[WORK TO BE COMPLETED] Each record below must be returned exactly as shown.
━━ EXTRACTED DATA ━━
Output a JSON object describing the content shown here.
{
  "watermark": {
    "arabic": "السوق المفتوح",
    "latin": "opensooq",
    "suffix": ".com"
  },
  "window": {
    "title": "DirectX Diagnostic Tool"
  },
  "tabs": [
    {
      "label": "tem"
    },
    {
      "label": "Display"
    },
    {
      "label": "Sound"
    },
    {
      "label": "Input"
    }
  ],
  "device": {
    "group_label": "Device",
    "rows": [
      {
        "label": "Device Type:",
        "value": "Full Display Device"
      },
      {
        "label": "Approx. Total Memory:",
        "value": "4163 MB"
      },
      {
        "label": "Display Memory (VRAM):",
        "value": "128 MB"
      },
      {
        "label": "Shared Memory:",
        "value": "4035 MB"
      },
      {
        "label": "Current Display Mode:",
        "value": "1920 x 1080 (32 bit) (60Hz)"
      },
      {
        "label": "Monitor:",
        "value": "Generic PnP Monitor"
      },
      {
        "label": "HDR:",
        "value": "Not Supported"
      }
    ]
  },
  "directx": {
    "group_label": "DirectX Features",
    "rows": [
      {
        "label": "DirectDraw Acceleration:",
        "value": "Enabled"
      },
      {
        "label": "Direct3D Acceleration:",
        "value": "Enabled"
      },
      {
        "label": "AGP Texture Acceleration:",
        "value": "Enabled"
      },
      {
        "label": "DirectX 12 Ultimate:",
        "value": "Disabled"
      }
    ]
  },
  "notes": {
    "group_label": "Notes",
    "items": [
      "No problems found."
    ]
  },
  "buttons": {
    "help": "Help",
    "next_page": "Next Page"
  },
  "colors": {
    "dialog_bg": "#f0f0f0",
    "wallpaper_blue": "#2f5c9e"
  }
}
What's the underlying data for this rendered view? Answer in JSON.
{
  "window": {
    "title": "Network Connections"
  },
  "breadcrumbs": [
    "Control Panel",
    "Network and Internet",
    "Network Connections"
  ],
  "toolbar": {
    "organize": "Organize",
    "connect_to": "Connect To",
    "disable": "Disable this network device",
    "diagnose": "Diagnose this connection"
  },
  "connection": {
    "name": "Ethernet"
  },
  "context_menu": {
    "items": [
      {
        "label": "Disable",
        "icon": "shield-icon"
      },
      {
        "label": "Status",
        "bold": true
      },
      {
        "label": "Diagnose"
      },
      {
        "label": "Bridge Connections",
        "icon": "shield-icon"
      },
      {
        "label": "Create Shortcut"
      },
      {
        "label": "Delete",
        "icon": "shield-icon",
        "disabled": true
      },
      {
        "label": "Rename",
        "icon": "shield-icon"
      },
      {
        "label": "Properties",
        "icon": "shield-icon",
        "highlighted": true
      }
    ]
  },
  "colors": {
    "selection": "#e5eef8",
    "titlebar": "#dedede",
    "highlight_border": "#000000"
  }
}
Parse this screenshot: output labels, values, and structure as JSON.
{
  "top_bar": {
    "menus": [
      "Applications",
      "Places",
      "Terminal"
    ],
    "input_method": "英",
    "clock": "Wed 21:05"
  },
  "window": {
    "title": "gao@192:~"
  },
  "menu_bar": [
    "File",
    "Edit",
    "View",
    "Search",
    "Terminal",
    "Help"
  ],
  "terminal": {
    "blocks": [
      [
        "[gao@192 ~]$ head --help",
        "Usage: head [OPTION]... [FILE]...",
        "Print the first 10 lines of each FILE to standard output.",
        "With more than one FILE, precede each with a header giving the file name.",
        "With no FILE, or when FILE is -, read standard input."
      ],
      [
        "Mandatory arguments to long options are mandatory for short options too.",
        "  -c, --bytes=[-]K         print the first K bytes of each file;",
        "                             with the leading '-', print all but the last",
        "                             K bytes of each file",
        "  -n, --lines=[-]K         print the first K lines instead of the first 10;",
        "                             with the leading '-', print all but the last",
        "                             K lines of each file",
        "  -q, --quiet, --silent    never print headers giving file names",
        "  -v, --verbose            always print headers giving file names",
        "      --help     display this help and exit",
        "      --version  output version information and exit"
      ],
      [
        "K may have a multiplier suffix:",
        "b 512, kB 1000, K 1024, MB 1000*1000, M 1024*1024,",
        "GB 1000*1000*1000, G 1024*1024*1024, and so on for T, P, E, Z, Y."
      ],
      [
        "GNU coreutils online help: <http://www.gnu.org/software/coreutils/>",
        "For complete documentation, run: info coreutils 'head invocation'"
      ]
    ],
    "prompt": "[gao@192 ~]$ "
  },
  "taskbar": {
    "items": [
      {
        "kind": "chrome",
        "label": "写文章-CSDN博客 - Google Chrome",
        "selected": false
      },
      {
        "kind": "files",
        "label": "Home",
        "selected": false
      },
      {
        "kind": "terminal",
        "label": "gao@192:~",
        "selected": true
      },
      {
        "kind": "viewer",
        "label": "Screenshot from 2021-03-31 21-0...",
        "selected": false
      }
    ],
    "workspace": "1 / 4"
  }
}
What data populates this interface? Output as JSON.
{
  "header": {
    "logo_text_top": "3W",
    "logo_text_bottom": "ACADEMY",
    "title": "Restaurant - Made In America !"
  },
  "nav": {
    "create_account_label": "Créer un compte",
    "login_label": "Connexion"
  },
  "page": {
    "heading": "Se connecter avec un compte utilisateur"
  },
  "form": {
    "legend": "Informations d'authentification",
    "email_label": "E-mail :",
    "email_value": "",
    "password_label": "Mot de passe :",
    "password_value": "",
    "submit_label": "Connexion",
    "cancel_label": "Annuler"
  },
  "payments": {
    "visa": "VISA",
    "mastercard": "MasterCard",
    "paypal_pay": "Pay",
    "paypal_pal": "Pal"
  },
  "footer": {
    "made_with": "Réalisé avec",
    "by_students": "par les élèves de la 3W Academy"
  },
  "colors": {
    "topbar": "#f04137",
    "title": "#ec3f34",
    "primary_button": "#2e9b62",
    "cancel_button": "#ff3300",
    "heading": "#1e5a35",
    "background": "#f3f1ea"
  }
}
━━━
[RESPONSE TO THE EXERCISE]
Output a JSON object describing the content shown here.
{
  "watermark": {
    "arabic": "السوق المفتوح",
    "latin": "opensooq",
    "suffix": ".com"
  },
  "window": {
    "title": "DirectX Diagnostic Tool"
  },
  "tabs": [
    {
      "label": "tem"
    },
    {
      "label": "Display"
    },
    {
      "label": "Sound"
    },
    {
      "label": "Input"
    }
  ],
  "device": {
    "group_label": "Device",
    "rows": [
      {
        "label": "Device Type:",
        "value": "Full Display Device"
      },
      {
        "label": "Approx. Total Memory:",
        "value": "4163 MB"
      },
      {
        "label": "Display Memory (VRAM):",
        "value": "128 MB"
      },
      {
        "label": "Shared Memory:",
        "value": "4035 MB"
      },
      {
        "label": "Current Display Mode:",
        "value": "1920 x 1080 (32 bit) (60Hz)"
      },
      {
        "label": "Monitor:",
        "value": "Generic PnP Monitor"
      },
      {
        "label": "HDR:",
        "value": "Not Supported"
      }
    ]
  },
  "directx": {
    "group_label": "DirectX Features",
    "rows": [
      {
        "label": "DirectDraw Acceleration:",
        "value": "Enabled"
      },
      {
        "label": "Direct3D Acceleration:",
        "value": "Enabled"
      },
      {
        "label": "AGP Texture Acceleration:",
        "value": "Enabled"
      },
      {
        "label": "DirectX 12 Ultimate:",
        "value": "Disabled"
      }
    ]
  },
  "notes": {
    "group_label": "Notes",
    "items": [
      "No problems found."
    ]
  },
  "buttons": {
    "help": "Help",
    "next_page": "Next Page"
  },
  "colors": {
    "dialog_bg": "#f0f0f0",
    "wallpaper_blue": "#2f5c9e"
  }
}
What's the underlying data for this rendered view? Answer in JSON.
{
  "window": {
    "title": "Network Connections"
  },
  "breadcrumbs": [
    "Control Panel",
    "Network and Internet",
    "Network Connections"
  ],
  "toolbar": {
    "organize": "Organize",
    "connect_to": "Connect To",
    "disable": "Disable this network device",
    "diagnose": "Diagnose this connection"
  },
  "connection": {
    "name": "Ethernet"
  },
  "context_menu": {
    "items": [
      {
        "label": "Disable",
        "icon": "shield-icon"
      },
      {
        "label": "Status",
        "bold": true
      },
      {
        "label": "Diagnose"
      },
      {
        "label": "Bridge Connections",
        "icon": "shield-icon"
      },
      {
        "label": "Create Shortcut"
      },
      {
        "label": "Delete",
        "icon": "shield-icon",
        "disabled": true
      },
      {
        "label": "Rename",
        "icon": "shield-icon"
      },
      {
        "label": "Properties",
        "icon": "shield-icon",
        "highlighted": true
      }
    ]
  },
  "colors": {
    "selection": "#e5eef8",
    "titlebar": "#dedede",
    "highlight_border": "#000000"
  }
}
Parse this screenshot: output labels, values, and structure as JSON.
{
  "top_bar": {
    "menus": [
      "Applications",
      "Places",
      "Terminal"
    ],
    "input_method": "英",
    "clock": "Wed 21:05"
  },
  "window": {
    "title": "gao@192:~"
  },
  "menu_bar": [
    "File",
    "Edit",
    "View",
    "Search",
    "Terminal",
    "Help"
  ],
  "terminal": {
    "blocks": [
      [
        "[gao@192 ~]$ head --help",
        "Usage: head [OPTION]... [FILE]...",
        "Print the first 10 lines of each FILE to standard output.",
        "With more than one FILE, precede each with a header giving the file name.",
        "With no FILE, or when FILE is -, read standard input."
      ],
      [
        "Mandatory arguments to long options are mandatory for short options too.",
        "  -c, --bytes=[-]K         print the first K bytes of each file;",
        "                             with the leading '-', print all but the last",
        "                             K bytes of each file",
        "  -n, --lines=[-]K         print the first K lines instead of the first 10;",
        "                             with the leading '-', print all but the last",
        "                             K lines of each file",
        "  -q, --quiet, --silent    never print headers giving file names",
        "  -v, --verbose            always print headers giving file names",
        "      --help     display this help and exit",
        "      --version  output version information and exit"
      ],
      [
        "K may have a multiplier suffix:",
        "b 512, kB 1000, K 1024, MB 1000*1000, M 1024*1024,",
        "GB 1000*1000*1000, G 1024*1024*1024, and so on for T, P, E, Z, Y."
      ],
      [
        "GNU coreutils online help: <http://www.gnu.org/software/coreutils/>",
        "For complete documentation, run: info coreutils 'head invocation'"
      ]
    ],
    "prompt": "[gao@192 ~]$ "
  },
  "taskbar": {
    "items": [
      {
        "kind": "chrome",
        "label": "写文章-CSDN博客 - Google Chrome",
        "selected": false
      },
      {
        "kind": "files",
        "label": "Home",
        "selected": false
      },
      {
        "kind": "terminal",
        "label": "gao@192:~",
        "selected": true
      },
      {
        "kind": "viewer",
        "label": "Screenshot from 2021-03-31 21-0...",
        "selected": false
      }
    ],
    "workspace": "1 / 4"
  }
}
What data populates this interface? Output as JSON.
{
  "header": {
    "logo_text_top": "3W",
    "logo_text_bottom": "ACADEMY",
    "title": "Restaurant - Made In America !"
  },
  "nav": {
    "create_account_label": "Créer un compte",
    "login_label": "Connexion"
  },
  "page": {
    "heading": "Se connecter avec un compte utilisateur"
  },
  "form": {
    "legend": "Informations d'authentification",
    "email_label": "E-mail :",
    "email_value": "",
    "password_label": "Mot de passe :",
    "password_value": "",
    "submit_label": "Connexion",
    "cancel_label": "Annuler"
  },
  "payments": {
    "visa": "VISA",
    "mastercard": "MasterCard",
    "paypal_pay": "Pay",
    "paypal_pal": "Pal"
  },
  "footer": {
    "made_with": "Réalisé avec",
    "by_students": "par les élèves de la 3W Academy"
  },
  "colors": {
    "topbar": "#f04137",
    "title": "#ec3f34",
    "primary_button": "#2e9b62",
    "cancel_button": "#ff3300",
    "heading": "#1e5a35",
    "background": "#f3f1ea"
  }
}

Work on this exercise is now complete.